**TO BE DONE:** Word for word, set down the records and skip each picture.

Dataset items
%%

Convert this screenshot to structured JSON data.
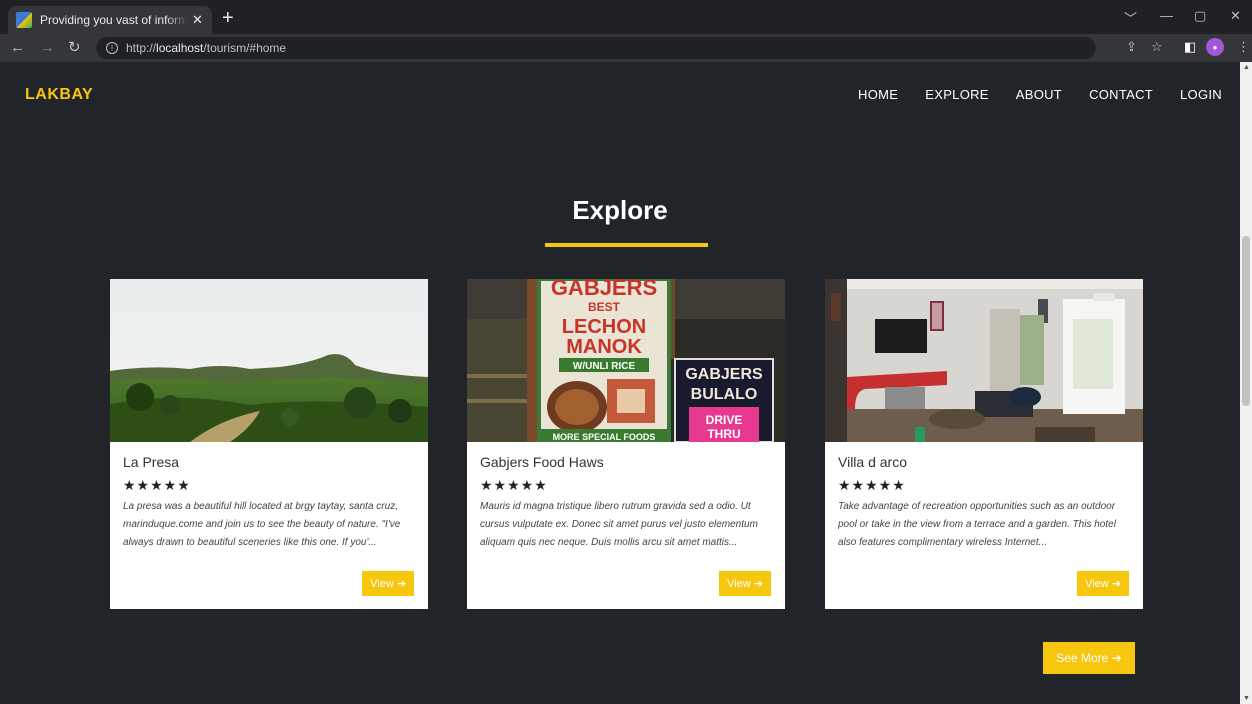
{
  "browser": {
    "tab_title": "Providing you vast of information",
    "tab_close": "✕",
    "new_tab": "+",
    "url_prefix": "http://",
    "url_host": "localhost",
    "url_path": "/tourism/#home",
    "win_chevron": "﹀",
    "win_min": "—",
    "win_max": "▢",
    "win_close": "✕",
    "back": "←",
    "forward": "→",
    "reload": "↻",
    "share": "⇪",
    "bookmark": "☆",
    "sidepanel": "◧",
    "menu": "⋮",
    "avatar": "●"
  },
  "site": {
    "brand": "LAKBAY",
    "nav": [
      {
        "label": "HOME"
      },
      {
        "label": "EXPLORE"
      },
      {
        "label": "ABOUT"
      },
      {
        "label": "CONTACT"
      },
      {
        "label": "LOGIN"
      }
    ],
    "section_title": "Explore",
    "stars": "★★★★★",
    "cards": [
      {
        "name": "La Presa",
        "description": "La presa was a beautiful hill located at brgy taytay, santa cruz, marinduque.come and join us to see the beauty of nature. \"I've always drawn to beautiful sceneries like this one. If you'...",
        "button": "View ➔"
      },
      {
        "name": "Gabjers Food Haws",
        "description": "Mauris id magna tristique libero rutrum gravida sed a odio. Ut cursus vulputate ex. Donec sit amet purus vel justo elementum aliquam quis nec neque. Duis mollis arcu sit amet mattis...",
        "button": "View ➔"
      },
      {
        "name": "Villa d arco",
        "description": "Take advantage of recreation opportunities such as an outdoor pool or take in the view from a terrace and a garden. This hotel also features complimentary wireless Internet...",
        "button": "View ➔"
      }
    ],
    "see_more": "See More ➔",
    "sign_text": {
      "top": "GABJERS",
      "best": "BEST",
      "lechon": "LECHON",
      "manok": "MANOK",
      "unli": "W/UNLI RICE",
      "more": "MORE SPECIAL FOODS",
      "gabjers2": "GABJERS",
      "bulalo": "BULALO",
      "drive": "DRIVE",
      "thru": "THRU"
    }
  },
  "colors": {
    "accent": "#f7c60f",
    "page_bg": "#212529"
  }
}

%%

**FINAL RESULT:**
Convert this screenshot to structured JSON data.
{
  "browser": {
    "tab_title": "Providing you vast of information",
    "tab_close": "✕",
    "new_tab": "+",
    "url_prefix": "http://",
    "url_host": "localhost",
    "url_path": "/tourism/#home",
    "win_chevron": "﹀",
    "win_min": "—",
    "win_max": "▢",
    "win_close": "✕",
    "back": "←",
    "forward": "→",
    "reload": "↻",
    "share": "⇪",
    "bookmark": "☆",
    "sidepanel": "◧",
    "menu": "⋮",
    "avatar": "●"
  },
  "site": {
    "brand": "LAKBAY",
    "nav": [
      {
        "label": "HOME"
      },
      {
        "label": "EXPLORE"
      },
      {
        "label": "ABOUT"
      },
      {
        "label": "CONTACT"
      },
      {
        "label": "LOGIN"
      }
    ],
    "section_title": "Explore",
    "stars": "★★★★★",
    "cards": [
      {
        "name": "La Presa",
        "description": "La presa was a beautiful hill located at brgy taytay, santa cruz, marinduque.come and join us to see the beauty of nature. \"I've always drawn to beautiful sceneries like this one. If you'...",
        "button": "View ➔"
      },
      {
        "name": "Gabjers Food Haws",
        "description": "Mauris id magna tristique libero rutrum gravida sed a odio. Ut cursus vulputate ex. Donec sit amet purus vel justo elementum aliquam quis nec neque. Duis mollis arcu sit amet mattis...",
        "button": "View ➔"
      },
      {
        "name": "Villa d arco",
        "description": "Take advantage of recreation opportunities such as an outdoor pool or take in the view from a terrace and a garden. This hotel also features complimentary wireless Internet...",
        "button": "View ➔"
      }
    ],
    "see_more": "See More ➔",
    "sign_text": {
      "top": "GABJERS",
      "best": "BEST",
      "lechon": "LECHON",
      "manok": "MANOK",
      "unli": "W/UNLI RICE",
      "more": "MORE SPECIAL FOODS",
      "gabjers2": "GABJERS",
      "bulalo": "BULALO",
      "drive": "DRIVE",
      "thru": "THRU"
    }
  },
  "colors": {
    "accent": "#f7c60f",
    "page_bg": "#212529"
  }
}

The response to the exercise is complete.